Material to process:
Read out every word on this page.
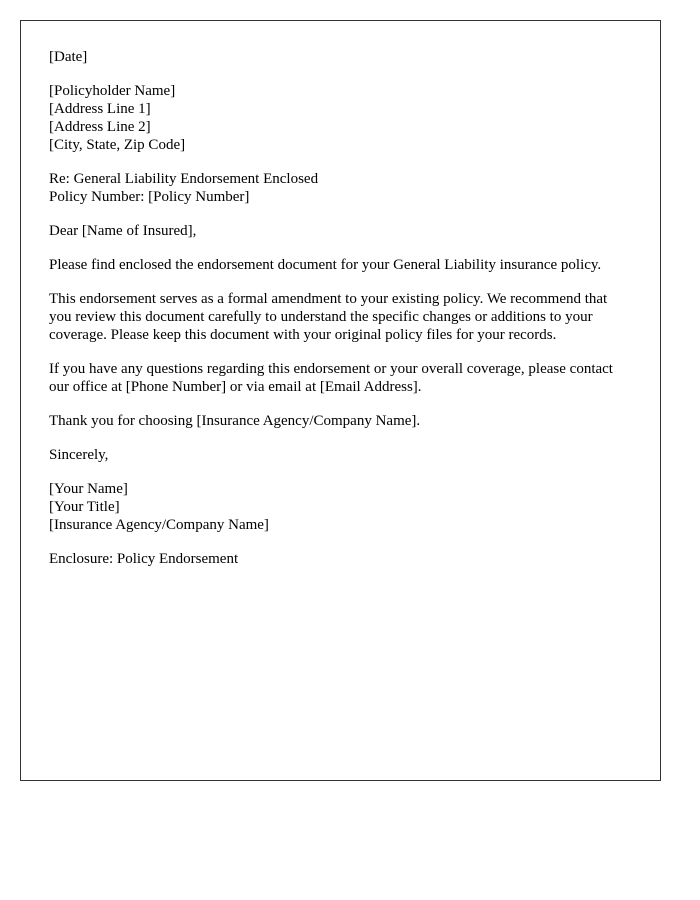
[Date]

[Policyholder Name]
[Address Line 1]
[Address Line 2]
[City, State, Zip Code]

Re: General Liability Endorsement Enclosed
Policy Number: [Policy Number]

Dear [Name of Insured],

Please find enclosed the endorsement document for your General Liability insurance policy.

This endorsement serves as a formal amendment to your existing policy. We recommend that you review this document carefully to understand the specific changes or additions to your coverage. Please keep this document with your original policy files for your records.

If you have any questions regarding this endorsement or your overall coverage, please contact our office at [Phone Number] or via email at [Email Address].

Thank you for choosing [Insurance Agency/Company Name].

Sincerely,

[Your Name]
[Your Title]
[Insurance Agency/Company Name]

Enclosure: Policy Endorsement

Task prompt: Omit every picture, then repeat the remaining data exactly as it appears above.

Solution:
Read out every word on this page.
[Date]

[Policyholder Name]
[Address Line 1]
[Address Line 2]
[City, State, Zip Code]

Re: General Liability Endorsement Enclosed
Policy Number: [Policy Number]

Dear [Name of Insured],

Please find enclosed the endorsement document for your General Liability insurance policy.

This endorsement serves as a formal amendment to your existing policy. We recommend that you review this document carefully to understand the specific changes or additions to your coverage. Please keep this document with your original policy files for your records.

If you have any questions regarding this endorsement or your overall coverage, please contact our office at [Phone Number] or via email at [Email Address].

Thank you for choosing [Insurance Agency/Company Name].

Sincerely,

[Your Name]
[Your Title]
[Insurance Agency/Company Name]

Enclosure: Policy Endorsement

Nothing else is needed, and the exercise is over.